**WORK ORDER**.
Look for the string "SANTÉ" in the listing. Copy each line that has it.

**SUPPLIED MATERIAL**.
+++++
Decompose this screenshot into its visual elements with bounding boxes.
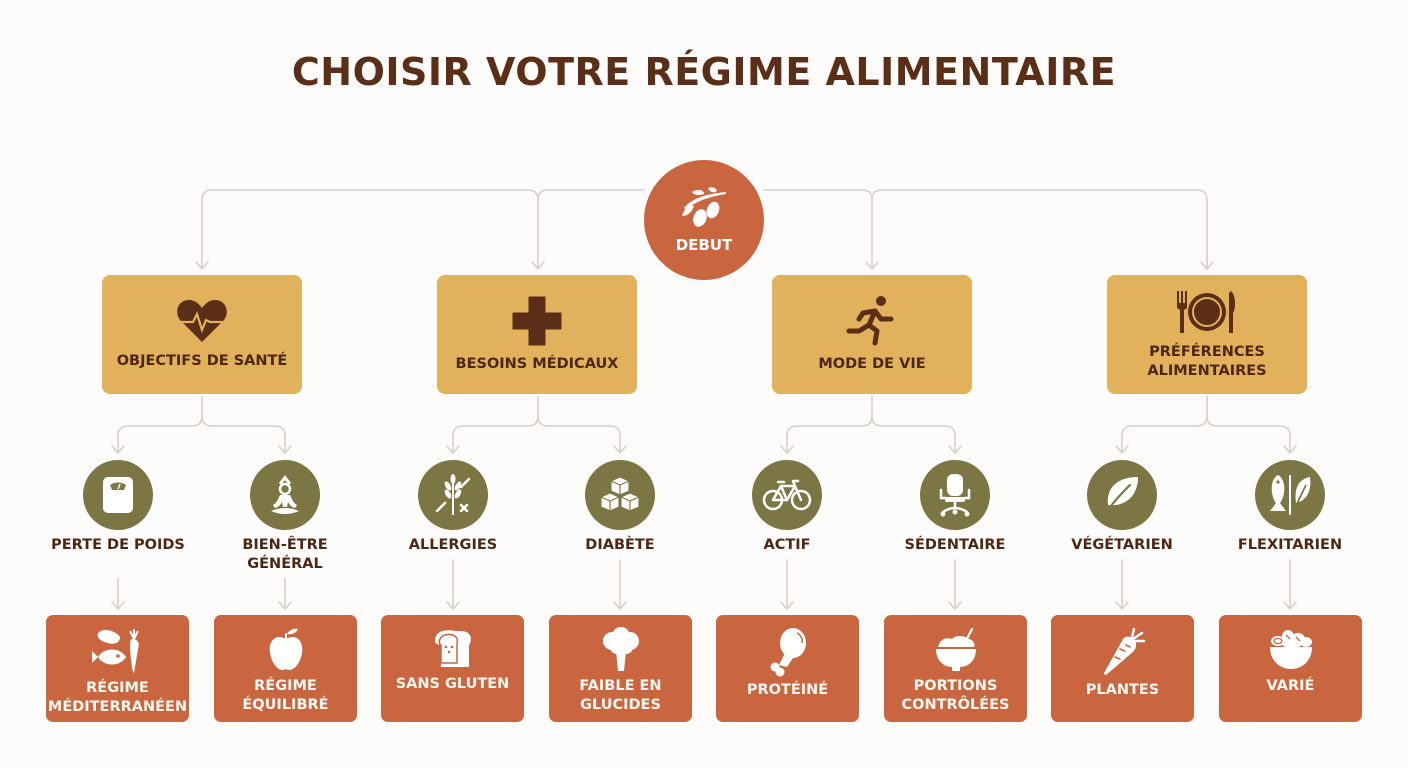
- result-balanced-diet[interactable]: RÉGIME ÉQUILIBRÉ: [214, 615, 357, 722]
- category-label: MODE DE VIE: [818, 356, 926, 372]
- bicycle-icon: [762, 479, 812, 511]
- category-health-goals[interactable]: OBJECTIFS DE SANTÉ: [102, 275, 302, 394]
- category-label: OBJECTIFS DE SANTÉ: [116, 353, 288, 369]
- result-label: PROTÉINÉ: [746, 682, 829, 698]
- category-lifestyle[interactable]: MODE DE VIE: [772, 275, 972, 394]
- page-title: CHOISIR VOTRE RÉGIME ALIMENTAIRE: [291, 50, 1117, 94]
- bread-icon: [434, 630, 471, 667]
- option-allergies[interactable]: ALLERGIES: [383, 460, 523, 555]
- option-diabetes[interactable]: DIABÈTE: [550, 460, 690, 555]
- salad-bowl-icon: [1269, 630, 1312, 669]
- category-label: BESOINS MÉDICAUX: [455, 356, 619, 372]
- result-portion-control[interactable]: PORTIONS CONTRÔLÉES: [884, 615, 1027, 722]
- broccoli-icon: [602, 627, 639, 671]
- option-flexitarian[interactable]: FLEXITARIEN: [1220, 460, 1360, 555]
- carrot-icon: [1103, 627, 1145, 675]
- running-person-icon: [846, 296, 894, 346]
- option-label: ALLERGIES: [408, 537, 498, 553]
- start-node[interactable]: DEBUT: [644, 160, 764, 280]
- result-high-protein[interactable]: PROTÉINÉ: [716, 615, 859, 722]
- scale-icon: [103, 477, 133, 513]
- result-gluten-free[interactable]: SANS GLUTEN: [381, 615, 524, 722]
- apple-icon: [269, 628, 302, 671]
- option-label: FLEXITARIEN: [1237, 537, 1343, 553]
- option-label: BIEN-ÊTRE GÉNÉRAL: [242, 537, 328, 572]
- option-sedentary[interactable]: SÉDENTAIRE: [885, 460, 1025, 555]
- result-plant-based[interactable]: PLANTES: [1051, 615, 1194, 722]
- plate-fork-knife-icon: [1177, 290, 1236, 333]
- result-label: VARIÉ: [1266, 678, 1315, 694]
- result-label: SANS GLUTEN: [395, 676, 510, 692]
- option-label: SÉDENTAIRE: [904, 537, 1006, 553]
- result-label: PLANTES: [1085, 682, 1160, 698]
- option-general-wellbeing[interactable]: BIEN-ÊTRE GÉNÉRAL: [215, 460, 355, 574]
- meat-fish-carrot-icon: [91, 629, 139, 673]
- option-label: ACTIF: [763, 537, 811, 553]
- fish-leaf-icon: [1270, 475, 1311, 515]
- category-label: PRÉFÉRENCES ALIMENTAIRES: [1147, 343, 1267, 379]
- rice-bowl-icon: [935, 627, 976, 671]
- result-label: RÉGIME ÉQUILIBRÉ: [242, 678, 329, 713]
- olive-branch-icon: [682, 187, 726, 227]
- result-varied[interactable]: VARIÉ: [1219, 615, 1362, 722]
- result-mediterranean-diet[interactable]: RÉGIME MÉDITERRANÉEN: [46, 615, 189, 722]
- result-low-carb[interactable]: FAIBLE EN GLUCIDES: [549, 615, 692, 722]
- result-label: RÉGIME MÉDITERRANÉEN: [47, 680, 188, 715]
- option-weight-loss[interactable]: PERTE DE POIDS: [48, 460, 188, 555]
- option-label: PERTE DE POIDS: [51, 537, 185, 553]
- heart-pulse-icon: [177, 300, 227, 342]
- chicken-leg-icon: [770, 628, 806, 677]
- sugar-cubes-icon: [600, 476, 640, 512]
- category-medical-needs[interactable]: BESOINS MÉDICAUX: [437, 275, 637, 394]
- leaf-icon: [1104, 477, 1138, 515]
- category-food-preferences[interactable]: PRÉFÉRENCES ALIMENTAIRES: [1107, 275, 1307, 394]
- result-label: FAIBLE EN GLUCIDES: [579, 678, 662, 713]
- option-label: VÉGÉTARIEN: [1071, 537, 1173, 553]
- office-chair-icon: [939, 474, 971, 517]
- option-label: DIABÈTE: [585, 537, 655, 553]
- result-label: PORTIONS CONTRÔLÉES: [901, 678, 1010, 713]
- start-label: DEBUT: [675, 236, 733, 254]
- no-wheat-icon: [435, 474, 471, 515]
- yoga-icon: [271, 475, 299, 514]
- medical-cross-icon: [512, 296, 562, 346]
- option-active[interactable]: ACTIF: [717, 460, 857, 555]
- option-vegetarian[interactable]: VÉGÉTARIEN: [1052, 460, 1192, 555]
+++++
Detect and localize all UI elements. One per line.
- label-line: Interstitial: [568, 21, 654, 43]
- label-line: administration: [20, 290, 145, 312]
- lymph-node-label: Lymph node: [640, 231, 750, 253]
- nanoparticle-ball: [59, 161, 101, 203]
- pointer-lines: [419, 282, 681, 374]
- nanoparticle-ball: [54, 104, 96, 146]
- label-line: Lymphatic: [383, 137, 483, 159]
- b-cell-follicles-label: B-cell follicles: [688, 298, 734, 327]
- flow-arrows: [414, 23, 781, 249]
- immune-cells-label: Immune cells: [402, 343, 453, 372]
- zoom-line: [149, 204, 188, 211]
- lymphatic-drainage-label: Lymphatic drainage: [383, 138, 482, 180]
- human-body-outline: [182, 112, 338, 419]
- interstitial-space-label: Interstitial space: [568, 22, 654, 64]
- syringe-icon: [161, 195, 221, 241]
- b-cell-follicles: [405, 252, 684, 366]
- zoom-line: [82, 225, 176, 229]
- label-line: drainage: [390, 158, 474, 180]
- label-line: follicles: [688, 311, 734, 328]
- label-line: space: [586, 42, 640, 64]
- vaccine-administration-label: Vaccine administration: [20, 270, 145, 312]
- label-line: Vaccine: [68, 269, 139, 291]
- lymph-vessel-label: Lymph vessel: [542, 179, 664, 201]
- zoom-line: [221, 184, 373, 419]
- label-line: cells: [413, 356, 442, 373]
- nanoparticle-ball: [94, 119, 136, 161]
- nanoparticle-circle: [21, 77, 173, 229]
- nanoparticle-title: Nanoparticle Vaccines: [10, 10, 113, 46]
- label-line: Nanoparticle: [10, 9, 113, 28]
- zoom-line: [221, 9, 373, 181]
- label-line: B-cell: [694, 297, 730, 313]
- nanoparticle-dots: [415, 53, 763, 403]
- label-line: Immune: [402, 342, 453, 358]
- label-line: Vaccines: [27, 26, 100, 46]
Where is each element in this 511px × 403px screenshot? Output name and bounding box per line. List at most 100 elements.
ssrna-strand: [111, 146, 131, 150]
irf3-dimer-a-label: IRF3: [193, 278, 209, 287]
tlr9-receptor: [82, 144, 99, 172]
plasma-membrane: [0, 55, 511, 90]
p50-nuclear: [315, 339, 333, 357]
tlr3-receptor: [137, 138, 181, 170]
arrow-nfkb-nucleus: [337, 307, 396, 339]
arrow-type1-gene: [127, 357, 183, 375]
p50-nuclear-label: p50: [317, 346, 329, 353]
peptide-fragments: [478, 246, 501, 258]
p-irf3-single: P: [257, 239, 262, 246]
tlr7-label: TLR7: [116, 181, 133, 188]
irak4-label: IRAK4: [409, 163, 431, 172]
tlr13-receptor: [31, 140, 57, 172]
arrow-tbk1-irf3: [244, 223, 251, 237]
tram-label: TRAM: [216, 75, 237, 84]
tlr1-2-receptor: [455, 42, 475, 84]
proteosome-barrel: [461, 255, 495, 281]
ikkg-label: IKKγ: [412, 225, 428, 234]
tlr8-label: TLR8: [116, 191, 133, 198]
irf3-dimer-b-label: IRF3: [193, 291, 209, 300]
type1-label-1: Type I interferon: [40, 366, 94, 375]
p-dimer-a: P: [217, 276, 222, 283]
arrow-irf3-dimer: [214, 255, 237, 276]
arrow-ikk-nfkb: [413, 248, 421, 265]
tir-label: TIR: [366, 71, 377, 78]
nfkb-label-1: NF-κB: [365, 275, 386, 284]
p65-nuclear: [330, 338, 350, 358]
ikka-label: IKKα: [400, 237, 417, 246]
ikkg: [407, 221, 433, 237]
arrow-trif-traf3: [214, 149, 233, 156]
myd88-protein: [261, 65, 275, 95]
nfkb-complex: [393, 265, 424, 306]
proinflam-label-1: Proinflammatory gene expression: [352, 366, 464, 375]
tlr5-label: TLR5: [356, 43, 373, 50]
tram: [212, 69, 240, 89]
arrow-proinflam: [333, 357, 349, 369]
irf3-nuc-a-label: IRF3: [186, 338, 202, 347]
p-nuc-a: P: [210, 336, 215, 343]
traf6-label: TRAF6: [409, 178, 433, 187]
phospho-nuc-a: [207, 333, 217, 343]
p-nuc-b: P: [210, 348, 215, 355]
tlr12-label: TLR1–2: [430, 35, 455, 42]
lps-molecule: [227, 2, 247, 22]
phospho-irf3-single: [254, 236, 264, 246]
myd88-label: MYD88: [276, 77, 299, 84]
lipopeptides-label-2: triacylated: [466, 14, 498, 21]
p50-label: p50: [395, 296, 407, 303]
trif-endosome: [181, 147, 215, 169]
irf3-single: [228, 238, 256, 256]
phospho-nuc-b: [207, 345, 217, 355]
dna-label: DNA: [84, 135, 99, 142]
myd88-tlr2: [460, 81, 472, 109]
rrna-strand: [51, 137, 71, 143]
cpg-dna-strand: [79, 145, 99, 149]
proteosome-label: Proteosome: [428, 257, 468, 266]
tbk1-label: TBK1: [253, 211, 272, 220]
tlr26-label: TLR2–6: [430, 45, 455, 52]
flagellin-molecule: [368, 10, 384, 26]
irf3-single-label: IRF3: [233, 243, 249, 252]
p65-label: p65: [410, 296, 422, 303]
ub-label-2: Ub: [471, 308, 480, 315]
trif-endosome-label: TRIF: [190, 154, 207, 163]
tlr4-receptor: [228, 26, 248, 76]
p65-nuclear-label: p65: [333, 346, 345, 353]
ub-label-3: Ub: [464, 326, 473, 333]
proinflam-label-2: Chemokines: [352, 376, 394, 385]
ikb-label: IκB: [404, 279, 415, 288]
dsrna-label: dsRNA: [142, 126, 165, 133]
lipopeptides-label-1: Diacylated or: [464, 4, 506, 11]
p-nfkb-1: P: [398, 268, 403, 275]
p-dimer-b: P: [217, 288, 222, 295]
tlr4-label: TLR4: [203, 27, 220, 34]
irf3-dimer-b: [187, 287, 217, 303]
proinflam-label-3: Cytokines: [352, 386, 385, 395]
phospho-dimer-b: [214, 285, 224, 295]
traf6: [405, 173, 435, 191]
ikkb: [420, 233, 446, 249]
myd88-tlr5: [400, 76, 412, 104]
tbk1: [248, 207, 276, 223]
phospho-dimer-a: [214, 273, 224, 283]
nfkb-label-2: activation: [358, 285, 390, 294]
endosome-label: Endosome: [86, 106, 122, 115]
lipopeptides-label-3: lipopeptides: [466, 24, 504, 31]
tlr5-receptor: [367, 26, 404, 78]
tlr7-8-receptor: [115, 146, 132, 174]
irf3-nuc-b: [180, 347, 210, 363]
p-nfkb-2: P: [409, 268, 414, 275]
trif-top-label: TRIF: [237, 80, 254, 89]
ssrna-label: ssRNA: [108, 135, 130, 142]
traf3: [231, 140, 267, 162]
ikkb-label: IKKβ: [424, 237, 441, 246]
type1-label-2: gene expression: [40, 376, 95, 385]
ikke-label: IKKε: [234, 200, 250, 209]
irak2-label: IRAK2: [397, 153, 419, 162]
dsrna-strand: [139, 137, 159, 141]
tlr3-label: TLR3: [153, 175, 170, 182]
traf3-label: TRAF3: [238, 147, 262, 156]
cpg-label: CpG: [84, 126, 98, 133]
+++++
**ANSWER FOR THE TASK**.
- category-health-goals[interactable]: OBJECTIFS DE SANTÉ: [102, 275, 302, 394]
- category-label: OBJECTIFS DE SANTÉ: [116, 353, 288, 369]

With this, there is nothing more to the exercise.